** START **

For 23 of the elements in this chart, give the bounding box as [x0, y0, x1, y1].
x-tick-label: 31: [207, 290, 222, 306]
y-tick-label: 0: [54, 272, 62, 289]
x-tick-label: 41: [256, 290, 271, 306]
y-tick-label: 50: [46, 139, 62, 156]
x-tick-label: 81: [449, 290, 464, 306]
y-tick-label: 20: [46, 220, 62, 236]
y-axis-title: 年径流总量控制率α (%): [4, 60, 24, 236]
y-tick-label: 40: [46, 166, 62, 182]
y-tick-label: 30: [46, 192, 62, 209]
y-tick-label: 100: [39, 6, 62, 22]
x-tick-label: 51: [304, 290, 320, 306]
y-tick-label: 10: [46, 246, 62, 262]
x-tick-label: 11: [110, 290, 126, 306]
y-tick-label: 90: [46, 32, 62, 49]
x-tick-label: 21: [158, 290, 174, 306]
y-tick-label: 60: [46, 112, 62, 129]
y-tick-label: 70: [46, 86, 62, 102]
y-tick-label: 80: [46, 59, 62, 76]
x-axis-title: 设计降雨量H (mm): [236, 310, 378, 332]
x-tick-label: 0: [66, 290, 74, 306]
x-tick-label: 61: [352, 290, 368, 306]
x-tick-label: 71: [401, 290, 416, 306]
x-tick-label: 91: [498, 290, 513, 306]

** END **

Your objective |
Copy out every line of the listing above word for word, from its opening sentence through the final bounding box.

Written answer |
For 23 of the elements in this chart, give the bounding box as [x0, y0, x1, y1].
x-tick-label: 31: [207, 290, 222, 306]
y-tick-label: 0: [54, 272, 62, 289]
x-tick-label: 41: [256, 290, 271, 306]
y-tick-label: 50: [46, 139, 62, 156]
x-tick-label: 81: [449, 290, 464, 306]
y-tick-label: 20: [46, 220, 62, 236]
y-axis-title: 年径流总量控制率α (%): [4, 60, 24, 236]
y-tick-label: 40: [46, 166, 62, 182]
y-tick-label: 30: [46, 192, 62, 209]
y-tick-label: 100: [39, 6, 62, 22]
x-tick-label: 51: [304, 290, 320, 306]
y-tick-label: 10: [46, 246, 62, 262]
x-tick-label: 11: [110, 290, 126, 306]
y-tick-label: 90: [46, 32, 62, 49]
x-tick-label: 21: [158, 290, 174, 306]
y-tick-label: 60: [46, 112, 62, 129]
y-tick-label: 70: [46, 86, 62, 102]
y-tick-label: 80: [46, 59, 62, 76]
x-axis-title: 设计降雨量H (mm): [236, 310, 378, 332]
x-tick-label: 0: [66, 290, 74, 306]
x-tick-label: 61: [352, 290, 368, 306]
x-tick-label: 71: [401, 290, 416, 306]
x-tick-label: 91: [498, 290, 513, 306]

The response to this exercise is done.